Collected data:
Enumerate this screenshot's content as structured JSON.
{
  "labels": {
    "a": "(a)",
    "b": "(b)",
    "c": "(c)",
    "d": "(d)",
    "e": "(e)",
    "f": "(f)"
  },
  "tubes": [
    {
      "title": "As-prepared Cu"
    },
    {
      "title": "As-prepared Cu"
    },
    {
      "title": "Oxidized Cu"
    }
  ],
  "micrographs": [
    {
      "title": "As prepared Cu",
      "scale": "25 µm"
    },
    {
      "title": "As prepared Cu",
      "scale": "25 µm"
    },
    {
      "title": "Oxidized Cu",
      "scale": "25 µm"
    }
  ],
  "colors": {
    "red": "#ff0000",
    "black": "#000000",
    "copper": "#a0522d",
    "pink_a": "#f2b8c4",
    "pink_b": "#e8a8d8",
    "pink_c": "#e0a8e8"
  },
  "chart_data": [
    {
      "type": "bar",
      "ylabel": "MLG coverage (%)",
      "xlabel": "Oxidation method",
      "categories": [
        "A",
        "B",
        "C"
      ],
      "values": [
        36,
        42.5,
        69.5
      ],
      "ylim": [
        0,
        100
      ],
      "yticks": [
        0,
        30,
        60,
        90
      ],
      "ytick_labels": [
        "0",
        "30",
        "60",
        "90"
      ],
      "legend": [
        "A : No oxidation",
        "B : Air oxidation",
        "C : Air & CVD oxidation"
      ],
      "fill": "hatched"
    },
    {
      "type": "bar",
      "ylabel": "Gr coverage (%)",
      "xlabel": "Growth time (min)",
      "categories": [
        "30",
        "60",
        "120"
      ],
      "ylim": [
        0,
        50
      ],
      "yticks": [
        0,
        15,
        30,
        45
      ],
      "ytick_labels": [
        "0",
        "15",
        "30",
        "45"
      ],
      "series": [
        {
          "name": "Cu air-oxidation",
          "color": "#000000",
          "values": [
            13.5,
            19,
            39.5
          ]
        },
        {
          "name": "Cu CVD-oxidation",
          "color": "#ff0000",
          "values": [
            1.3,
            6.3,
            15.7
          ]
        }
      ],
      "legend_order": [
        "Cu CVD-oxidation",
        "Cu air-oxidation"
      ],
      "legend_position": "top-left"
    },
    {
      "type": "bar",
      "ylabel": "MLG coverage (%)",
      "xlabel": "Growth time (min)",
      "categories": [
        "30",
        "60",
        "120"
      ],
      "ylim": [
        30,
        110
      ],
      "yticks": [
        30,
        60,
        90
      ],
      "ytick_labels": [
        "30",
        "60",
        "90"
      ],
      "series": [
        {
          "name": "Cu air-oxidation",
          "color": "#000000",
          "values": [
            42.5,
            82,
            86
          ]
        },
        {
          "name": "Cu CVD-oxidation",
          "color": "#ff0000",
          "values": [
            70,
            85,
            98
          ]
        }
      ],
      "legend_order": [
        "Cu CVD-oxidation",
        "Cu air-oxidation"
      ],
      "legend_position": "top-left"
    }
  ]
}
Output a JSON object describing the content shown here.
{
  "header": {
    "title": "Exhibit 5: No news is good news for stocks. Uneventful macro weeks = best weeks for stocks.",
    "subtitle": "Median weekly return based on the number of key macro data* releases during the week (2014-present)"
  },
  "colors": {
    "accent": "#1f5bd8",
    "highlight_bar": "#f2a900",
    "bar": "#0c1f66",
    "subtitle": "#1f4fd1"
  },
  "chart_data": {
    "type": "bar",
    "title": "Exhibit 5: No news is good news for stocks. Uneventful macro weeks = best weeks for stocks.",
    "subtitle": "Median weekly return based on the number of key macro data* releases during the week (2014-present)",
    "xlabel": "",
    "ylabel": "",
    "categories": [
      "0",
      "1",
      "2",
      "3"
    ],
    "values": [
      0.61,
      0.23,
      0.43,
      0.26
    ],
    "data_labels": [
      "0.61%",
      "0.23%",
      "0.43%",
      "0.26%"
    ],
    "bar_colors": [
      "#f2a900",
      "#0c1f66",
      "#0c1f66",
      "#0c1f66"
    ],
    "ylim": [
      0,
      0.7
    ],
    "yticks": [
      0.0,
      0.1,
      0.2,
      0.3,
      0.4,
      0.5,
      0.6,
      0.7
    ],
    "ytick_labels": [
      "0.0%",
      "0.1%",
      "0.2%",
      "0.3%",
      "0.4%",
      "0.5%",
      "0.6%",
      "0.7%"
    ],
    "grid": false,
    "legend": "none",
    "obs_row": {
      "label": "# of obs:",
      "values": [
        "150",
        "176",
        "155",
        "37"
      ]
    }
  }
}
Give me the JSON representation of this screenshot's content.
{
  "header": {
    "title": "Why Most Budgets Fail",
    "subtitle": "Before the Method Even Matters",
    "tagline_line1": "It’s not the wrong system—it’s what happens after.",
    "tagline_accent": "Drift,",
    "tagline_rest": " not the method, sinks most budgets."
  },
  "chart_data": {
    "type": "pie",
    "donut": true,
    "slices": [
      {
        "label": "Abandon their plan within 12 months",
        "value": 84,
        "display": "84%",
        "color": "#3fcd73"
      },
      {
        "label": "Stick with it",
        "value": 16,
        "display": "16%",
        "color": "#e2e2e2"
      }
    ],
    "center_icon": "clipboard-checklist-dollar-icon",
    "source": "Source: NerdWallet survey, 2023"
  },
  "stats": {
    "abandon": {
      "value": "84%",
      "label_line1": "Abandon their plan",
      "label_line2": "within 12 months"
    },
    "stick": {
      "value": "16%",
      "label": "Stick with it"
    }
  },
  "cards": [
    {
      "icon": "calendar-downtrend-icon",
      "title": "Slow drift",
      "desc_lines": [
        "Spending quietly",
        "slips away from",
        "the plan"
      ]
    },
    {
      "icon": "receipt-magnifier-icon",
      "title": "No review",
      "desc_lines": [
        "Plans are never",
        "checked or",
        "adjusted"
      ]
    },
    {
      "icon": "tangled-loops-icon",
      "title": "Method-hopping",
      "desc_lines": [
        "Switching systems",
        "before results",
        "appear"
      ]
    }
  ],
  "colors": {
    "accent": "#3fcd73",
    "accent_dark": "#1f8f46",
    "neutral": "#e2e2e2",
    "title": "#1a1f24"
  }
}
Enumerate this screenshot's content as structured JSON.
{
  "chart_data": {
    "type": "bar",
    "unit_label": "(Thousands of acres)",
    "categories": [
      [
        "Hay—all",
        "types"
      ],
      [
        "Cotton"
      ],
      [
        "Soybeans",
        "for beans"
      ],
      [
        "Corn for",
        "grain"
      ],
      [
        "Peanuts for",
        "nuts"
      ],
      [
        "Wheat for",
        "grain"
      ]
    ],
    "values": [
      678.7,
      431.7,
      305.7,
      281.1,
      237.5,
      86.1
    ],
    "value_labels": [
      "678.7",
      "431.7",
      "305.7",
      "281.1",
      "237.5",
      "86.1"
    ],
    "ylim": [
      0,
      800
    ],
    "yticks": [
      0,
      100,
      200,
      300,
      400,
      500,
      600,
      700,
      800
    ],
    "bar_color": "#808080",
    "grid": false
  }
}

§ **TASK REQUIREMENTS**: Return all of the above records exactly, leaving no line out.

§ **OUTPUT BELOW**:
Enumerate this screenshot's content as structured JSON.
{
  "labels": {
    "a": "(a)",
    "b": "(b)",
    "c": "(c)",
    "d": "(d)",
    "e": "(e)",
    "f": "(f)"
  },
  "tubes": [
    {
      "title": "As-prepared Cu"
    },
    {
      "title": "As-prepared Cu"
    },
    {
      "title": "Oxidized Cu"
    }
  ],
  "micrographs": [
    {
      "title": "As prepared Cu",
      "scale": "25 µm"
    },
    {
      "title": "As prepared Cu",
      "scale": "25 µm"
    },
    {
      "title": "Oxidized Cu",
      "scale": "25 µm"
    }
  ],
  "colors": {
    "red": "#ff0000",
    "black": "#000000",
    "copper": "#a0522d",
    "pink_a": "#f2b8c4",
    "pink_b": "#e8a8d8",
    "pink_c": "#e0a8e8"
  },
  "chart_data": [
    {
      "type": "bar",
      "ylabel": "MLG coverage (%)",
      "xlabel": "Oxidation method",
      "categories": [
        "A",
        "B",
        "C"
      ],
      "values": [
        36,
        42.5,
        69.5
      ],
      "ylim": [
        0,
        100
      ],
      "yticks": [
        0,
        30,
        60,
        90
      ],
      "ytick_labels": [
        "0",
        "30",
        "60",
        "90"
      ],
      "legend": [
        "A : No oxidation",
        "B : Air oxidation",
        "C : Air & CVD oxidation"
      ],
      "fill": "hatched"
    },
    {
      "type": "bar",
      "ylabel": "Gr coverage (%)",
      "xlabel": "Growth time (min)",
      "categories": [
        "30",
        "60",
        "120"
      ],
      "ylim": [
        0,
        50
      ],
      "yticks": [
        0,
        15,
        30,
        45
      ],
      "ytick_labels": [
        "0",
        "15",
        "30",
        "45"
      ],
      "series": [
        {
          "name": "Cu air-oxidation",
          "color": "#000000",
          "values": [
            13.5,
            19,
            39.5
          ]
        },
        {
          "name": "Cu CVD-oxidation",
          "color": "#ff0000",
          "values": [
            1.3,
            6.3,
            15.7
          ]
        }
      ],
      "legend_order": [
        "Cu CVD-oxidation",
        "Cu air-oxidation"
      ],
      "legend_position": "top-left"
    },
    {
      "type": "bar",
      "ylabel": "MLG coverage (%)",
      "xlabel": "Growth time (min)",
      "categories": [
        "30",
        "60",
        "120"
      ],
      "ylim": [
        30,
        110
      ],
      "yticks": [
        30,
        60,
        90
      ],
      "ytick_labels": [
        "30",
        "60",
        "90"
      ],
      "series": [
        {
          "name": "Cu air-oxidation",
          "color": "#000000",
          "values": [
            42.5,
            82,
            86
          ]
        },
        {
          "name": "Cu CVD-oxidation",
          "color": "#ff0000",
          "values": [
            70,
            85,
            98
          ]
        }
      ],
      "legend_order": [
        "Cu CVD-oxidation",
        "Cu air-oxidation"
      ],
      "legend_position": "top-left"
    }
  ]
}
Output a JSON object describing the content shown here.
{
  "header": {
    "title": "Exhibit 5: No news is good news for stocks. Uneventful macro weeks = best weeks for stocks.",
    "subtitle": "Median weekly return based on the number of key macro data* releases during the week (2014-present)"
  },
  "colors": {
    "accent": "#1f5bd8",
    "highlight_bar": "#f2a900",
    "bar": "#0c1f66",
    "subtitle": "#1f4fd1"
  },
  "chart_data": {
    "type": "bar",
    "title": "Exhibit 5: No news is good news for stocks. Uneventful macro weeks = best weeks for stocks.",
    "subtitle": "Median weekly return based on the number of key macro data* releases during the week (2014-present)",
    "xlabel": "",
    "ylabel": "",
    "categories": [
      "0",
      "1",
      "2",
      "3"
    ],
    "values": [
      0.61,
      0.23,
      0.43,
      0.26
    ],
    "data_labels": [
      "0.61%",
      "0.23%",
      "0.43%",
      "0.26%"
    ],
    "bar_colors": [
      "#f2a900",
      "#0c1f66",
      "#0c1f66",
      "#0c1f66"
    ],
    "ylim": [
      0,
      0.7
    ],
    "yticks": [
      0.0,
      0.1,
      0.2,
      0.3,
      0.4,
      0.5,
      0.6,
      0.7
    ],
    "ytick_labels": [
      "0.0%",
      "0.1%",
      "0.2%",
      "0.3%",
      "0.4%",
      "0.5%",
      "0.6%",
      "0.7%"
    ],
    "grid": false,
    "legend": "none",
    "obs_row": {
      "label": "# of obs:",
      "values": [
        "150",
        "176",
        "155",
        "37"
      ]
    }
  }
}
Give me the JSON representation of this screenshot's content.
{
  "header": {
    "title": "Why Most Budgets Fail",
    "subtitle": "Before the Method Even Matters",
    "tagline_line1": "It’s not the wrong system—it’s what happens after.",
    "tagline_accent": "Drift,",
    "tagline_rest": " not the method, sinks most budgets."
  },
  "chart_data": {
    "type": "pie",
    "donut": true,
    "slices": [
      {
        "label": "Abandon their plan within 12 months",
        "value": 84,
        "display": "84%",
        "color": "#3fcd73"
      },
      {
        "label": "Stick with it",
        "value": 16,
        "display": "16%",
        "color": "#e2e2e2"
      }
    ],
    "center_icon": "clipboard-checklist-dollar-icon",
    "source": "Source: NerdWallet survey, 2023"
  },
  "stats": {
    "abandon": {
      "value": "84%",
      "label_line1": "Abandon their plan",
      "label_line2": "within 12 months"
    },
    "stick": {
      "value": "16%",
      "label": "Stick with it"
    }
  },
  "cards": [
    {
      "icon": "calendar-downtrend-icon",
      "title": "Slow drift",
      "desc_lines": [
        "Spending quietly",
        "slips away from",
        "the plan"
      ]
    },
    {
      "icon": "receipt-magnifier-icon",
      "title": "No review",
      "desc_lines": [
        "Plans are never",
        "checked or",
        "adjusted"
      ]
    },
    {
      "icon": "tangled-loops-icon",
      "title": "Method-hopping",
      "desc_lines": [
        "Switching systems",
        "before results",
        "appear"
      ]
    }
  ],
  "colors": {
    "accent": "#3fcd73",
    "accent_dark": "#1f8f46",
    "neutral": "#e2e2e2",
    "title": "#1a1f24"
  }
}
Enumerate this screenshot's content as structured JSON.
{
  "chart_data": {
    "type": "bar",
    "unit_label": "(Thousands of acres)",
    "categories": [
      [
        "Hay—all",
        "types"
      ],
      [
        "Cotton"
      ],
      [
        "Soybeans",
        "for beans"
      ],
      [
        "Corn for",
        "grain"
      ],
      [
        "Peanuts for",
        "nuts"
      ],
      [
        "Wheat for",
        "grain"
      ]
    ],
    "values": [
      678.7,
      431.7,
      305.7,
      281.1,
      237.5,
      86.1
    ],
    "value_labels": [
      "678.7",
      "431.7",
      "305.7",
      "281.1",
      "237.5",
      "86.1"
    ],
    "ylim": [
      0,
      800
    ],
    "yticks": [
      0,
      100,
      200,
      300,
      400,
      500,
      600,
      700,
      800
    ],
    "bar_color": "#808080",
    "grid": false
  }
}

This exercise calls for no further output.